■ Collected data ■
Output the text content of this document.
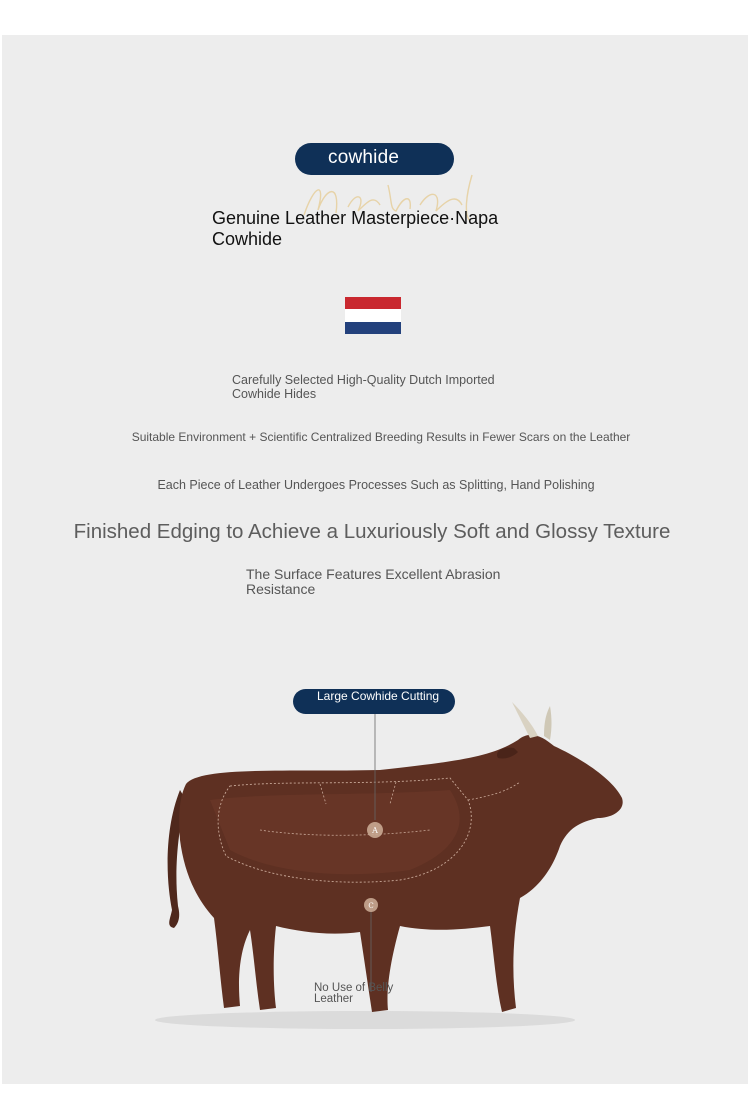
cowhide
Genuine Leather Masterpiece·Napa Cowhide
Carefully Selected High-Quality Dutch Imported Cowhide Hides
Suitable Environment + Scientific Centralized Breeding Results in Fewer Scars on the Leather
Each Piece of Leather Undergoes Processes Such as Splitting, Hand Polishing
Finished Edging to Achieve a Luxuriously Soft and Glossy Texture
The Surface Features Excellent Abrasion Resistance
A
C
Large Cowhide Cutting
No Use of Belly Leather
...
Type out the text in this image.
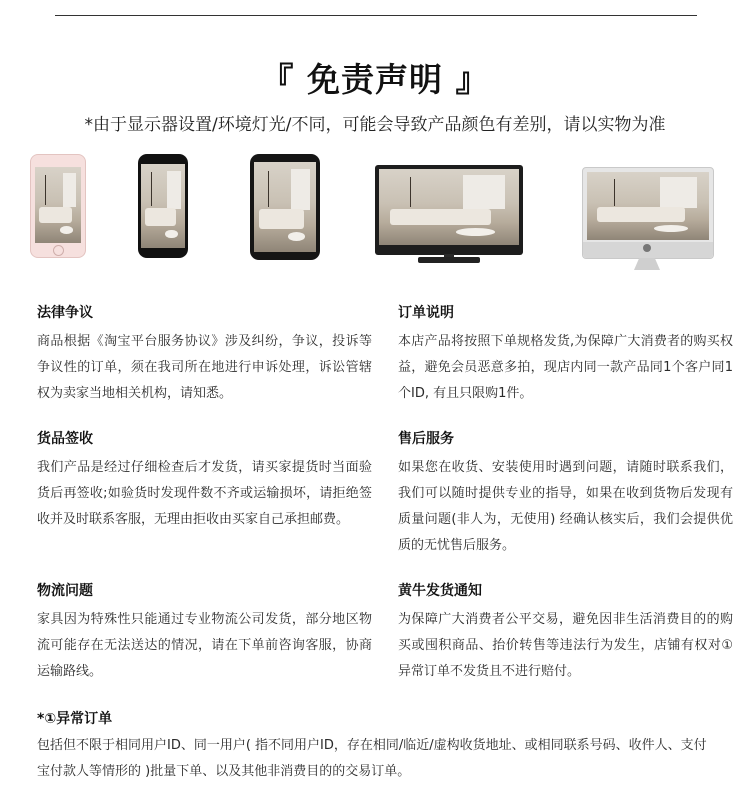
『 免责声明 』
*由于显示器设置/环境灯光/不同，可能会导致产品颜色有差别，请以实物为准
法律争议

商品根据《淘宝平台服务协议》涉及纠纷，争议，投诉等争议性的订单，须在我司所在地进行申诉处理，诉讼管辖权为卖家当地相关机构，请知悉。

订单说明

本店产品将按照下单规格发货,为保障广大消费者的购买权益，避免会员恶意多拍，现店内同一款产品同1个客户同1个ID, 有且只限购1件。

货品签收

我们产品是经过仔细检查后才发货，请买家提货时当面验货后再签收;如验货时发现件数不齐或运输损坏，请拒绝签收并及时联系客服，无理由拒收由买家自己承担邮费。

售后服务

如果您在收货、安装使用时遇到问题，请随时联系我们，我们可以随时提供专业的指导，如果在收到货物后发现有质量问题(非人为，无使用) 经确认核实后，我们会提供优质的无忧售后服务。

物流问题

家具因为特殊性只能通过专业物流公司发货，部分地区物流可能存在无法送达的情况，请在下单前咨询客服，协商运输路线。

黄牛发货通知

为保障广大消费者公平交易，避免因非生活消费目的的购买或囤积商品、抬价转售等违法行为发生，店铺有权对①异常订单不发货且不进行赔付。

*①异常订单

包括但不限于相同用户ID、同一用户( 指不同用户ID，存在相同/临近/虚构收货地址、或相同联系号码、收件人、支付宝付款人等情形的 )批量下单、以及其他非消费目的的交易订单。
--
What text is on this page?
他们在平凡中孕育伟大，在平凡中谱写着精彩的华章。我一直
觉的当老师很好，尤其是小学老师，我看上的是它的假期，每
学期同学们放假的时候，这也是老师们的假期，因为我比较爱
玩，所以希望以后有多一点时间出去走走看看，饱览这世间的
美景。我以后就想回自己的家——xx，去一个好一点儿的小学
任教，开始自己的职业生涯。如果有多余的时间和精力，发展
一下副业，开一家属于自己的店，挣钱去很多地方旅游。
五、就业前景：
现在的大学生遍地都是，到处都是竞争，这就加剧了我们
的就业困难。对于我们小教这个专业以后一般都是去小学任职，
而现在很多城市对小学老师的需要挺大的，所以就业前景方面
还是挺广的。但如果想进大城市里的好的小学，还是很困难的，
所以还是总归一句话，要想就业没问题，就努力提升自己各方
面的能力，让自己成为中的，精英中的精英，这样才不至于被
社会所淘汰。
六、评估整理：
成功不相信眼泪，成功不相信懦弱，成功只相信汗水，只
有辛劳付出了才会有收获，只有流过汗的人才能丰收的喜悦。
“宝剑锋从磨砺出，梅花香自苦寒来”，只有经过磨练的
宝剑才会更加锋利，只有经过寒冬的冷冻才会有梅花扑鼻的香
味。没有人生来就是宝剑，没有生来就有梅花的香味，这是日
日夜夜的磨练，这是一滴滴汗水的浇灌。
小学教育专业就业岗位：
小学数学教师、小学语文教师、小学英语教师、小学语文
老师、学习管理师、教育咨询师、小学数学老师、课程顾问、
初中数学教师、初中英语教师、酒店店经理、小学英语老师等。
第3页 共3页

■ Given request ■
Check every line for "this" and show the ones that have it.

■ Task solution ■
Output the text content of this document.
Type out the text in this image.
What text is on this page?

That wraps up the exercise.